TASK BRIEF -> Take every line from the listing below that includes "místě" and copy it.

-------------------------

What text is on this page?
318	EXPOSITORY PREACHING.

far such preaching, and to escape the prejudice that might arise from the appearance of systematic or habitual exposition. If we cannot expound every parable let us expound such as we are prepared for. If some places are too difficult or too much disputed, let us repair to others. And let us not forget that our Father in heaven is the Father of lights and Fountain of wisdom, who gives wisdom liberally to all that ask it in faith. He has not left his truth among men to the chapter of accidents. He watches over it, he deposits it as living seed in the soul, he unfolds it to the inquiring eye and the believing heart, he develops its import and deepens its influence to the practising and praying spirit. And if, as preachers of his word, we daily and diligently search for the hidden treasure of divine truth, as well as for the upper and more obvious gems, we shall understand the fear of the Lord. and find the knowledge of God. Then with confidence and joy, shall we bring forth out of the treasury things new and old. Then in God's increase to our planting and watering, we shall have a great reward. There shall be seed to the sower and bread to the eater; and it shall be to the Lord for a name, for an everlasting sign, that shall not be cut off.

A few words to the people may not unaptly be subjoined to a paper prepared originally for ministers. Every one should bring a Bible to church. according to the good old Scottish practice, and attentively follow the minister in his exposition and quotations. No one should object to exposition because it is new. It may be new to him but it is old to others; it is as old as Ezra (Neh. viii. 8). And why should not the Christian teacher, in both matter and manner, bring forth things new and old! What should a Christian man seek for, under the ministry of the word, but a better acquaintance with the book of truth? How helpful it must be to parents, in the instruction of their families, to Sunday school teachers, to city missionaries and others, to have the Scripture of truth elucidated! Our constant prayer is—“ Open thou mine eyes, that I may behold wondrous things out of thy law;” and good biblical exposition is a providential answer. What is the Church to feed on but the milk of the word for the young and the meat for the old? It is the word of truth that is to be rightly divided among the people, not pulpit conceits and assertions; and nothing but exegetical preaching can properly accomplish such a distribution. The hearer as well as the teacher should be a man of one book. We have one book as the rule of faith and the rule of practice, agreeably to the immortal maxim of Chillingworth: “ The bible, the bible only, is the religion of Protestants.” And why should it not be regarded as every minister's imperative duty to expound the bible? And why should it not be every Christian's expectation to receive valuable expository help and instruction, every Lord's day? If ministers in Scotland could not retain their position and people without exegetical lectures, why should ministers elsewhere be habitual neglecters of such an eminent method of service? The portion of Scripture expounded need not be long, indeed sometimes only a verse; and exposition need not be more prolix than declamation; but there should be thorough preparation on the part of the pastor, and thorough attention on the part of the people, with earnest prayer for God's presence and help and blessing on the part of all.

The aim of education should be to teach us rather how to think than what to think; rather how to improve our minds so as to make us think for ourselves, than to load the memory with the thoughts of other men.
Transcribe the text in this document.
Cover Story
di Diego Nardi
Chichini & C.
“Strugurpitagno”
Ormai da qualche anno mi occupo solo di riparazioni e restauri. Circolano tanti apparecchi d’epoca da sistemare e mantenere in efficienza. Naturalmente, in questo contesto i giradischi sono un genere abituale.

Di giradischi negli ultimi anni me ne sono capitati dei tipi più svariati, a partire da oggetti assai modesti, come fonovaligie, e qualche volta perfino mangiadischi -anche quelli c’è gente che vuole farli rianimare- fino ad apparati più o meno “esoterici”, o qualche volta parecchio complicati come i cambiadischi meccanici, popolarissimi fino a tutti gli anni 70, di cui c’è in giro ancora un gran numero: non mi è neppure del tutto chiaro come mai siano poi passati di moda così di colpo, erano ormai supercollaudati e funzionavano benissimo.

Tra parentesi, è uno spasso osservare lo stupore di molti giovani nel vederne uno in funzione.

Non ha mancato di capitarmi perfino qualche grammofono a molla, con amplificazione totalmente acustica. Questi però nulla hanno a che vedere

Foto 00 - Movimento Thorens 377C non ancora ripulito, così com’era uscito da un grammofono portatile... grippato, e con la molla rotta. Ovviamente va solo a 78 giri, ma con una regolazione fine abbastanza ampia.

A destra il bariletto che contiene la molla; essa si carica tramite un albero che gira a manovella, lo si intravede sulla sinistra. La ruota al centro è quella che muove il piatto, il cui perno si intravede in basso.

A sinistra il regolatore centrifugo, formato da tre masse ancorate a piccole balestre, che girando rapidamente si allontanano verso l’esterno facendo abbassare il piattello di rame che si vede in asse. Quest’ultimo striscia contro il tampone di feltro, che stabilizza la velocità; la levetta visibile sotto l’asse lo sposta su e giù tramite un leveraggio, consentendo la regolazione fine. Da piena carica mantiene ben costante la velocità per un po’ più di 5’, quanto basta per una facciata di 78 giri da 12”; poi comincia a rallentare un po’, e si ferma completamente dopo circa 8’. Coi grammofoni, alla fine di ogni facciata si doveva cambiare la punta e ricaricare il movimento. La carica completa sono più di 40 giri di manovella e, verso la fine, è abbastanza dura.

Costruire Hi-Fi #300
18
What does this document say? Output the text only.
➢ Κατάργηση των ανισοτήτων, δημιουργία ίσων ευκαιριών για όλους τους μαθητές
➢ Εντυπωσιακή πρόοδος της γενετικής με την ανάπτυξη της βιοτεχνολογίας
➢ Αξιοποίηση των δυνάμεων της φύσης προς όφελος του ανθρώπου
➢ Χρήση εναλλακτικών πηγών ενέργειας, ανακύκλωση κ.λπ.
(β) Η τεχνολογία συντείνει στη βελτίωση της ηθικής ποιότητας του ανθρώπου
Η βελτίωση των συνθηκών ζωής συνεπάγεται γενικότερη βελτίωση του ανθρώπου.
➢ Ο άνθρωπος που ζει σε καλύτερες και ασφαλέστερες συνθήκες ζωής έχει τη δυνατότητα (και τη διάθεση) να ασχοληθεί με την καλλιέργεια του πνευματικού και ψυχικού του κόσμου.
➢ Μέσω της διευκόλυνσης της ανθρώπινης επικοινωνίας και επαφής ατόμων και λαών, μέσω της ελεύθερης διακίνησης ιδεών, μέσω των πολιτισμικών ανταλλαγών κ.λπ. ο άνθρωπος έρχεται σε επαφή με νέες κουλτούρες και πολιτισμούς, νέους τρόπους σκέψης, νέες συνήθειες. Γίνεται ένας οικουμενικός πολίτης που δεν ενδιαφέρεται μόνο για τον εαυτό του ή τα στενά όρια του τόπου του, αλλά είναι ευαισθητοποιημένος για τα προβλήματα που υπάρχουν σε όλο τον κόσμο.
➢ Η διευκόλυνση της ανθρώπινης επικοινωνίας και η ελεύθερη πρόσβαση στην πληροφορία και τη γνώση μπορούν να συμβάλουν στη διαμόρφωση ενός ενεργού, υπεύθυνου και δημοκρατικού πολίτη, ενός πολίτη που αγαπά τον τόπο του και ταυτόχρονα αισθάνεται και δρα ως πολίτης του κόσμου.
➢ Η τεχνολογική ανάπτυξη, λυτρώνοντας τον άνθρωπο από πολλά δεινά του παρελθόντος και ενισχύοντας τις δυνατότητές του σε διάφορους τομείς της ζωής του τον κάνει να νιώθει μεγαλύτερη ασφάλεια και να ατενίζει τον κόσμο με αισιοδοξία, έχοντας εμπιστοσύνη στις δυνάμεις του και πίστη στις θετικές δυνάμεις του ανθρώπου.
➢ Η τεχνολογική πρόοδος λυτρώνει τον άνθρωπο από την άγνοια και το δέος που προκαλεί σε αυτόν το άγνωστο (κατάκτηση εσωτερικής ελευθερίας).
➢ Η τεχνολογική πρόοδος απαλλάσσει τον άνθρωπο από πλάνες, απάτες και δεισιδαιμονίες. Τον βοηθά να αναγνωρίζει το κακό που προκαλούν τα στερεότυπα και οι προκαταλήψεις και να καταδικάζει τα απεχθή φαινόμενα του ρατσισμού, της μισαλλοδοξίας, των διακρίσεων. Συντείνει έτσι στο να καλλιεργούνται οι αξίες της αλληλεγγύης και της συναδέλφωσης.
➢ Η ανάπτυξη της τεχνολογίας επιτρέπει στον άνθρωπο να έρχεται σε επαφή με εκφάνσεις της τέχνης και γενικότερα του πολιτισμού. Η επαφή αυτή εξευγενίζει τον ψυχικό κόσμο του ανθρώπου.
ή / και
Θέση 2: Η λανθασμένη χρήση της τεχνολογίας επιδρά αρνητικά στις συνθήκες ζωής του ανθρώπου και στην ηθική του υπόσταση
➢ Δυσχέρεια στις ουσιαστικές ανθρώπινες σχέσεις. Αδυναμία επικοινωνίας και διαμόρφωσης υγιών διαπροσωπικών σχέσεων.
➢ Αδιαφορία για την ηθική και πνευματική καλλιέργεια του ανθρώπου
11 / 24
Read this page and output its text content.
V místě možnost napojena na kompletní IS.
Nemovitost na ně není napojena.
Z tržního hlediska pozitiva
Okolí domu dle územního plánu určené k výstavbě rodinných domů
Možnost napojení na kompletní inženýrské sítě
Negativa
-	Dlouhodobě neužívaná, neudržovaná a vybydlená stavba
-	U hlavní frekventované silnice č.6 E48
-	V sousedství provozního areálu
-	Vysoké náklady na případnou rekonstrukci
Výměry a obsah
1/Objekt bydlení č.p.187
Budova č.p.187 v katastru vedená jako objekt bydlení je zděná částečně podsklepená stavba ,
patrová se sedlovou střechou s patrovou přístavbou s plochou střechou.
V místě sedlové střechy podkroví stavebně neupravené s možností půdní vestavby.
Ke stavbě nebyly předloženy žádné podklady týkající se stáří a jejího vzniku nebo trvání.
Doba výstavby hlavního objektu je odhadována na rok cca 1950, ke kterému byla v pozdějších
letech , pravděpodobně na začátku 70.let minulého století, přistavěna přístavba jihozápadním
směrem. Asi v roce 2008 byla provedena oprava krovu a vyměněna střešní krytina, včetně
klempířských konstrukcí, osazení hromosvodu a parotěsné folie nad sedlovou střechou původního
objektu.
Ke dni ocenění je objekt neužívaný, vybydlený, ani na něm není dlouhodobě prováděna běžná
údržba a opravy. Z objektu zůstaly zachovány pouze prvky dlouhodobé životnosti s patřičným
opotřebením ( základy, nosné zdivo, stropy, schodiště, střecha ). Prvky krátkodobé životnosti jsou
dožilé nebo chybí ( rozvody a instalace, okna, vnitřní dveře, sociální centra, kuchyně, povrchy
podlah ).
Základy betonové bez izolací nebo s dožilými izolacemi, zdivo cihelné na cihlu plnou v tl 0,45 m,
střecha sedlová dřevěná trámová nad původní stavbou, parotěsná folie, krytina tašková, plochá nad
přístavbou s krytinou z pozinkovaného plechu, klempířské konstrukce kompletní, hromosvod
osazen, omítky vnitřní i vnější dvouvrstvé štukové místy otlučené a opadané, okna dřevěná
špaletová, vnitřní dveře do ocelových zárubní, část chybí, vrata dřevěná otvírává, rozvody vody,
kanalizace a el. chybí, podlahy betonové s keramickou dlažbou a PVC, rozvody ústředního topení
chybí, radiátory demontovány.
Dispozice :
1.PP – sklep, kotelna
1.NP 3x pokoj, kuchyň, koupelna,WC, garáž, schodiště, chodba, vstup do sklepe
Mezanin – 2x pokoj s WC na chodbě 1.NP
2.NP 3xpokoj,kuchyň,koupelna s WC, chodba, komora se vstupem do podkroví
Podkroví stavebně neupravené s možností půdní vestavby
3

-------------------------

EXPECTED ANSWER ->
V místě možnost napojena na kompletní IS.
V místě sedlové střechy podkroví stavebně neupravené s možností půdní vestavby.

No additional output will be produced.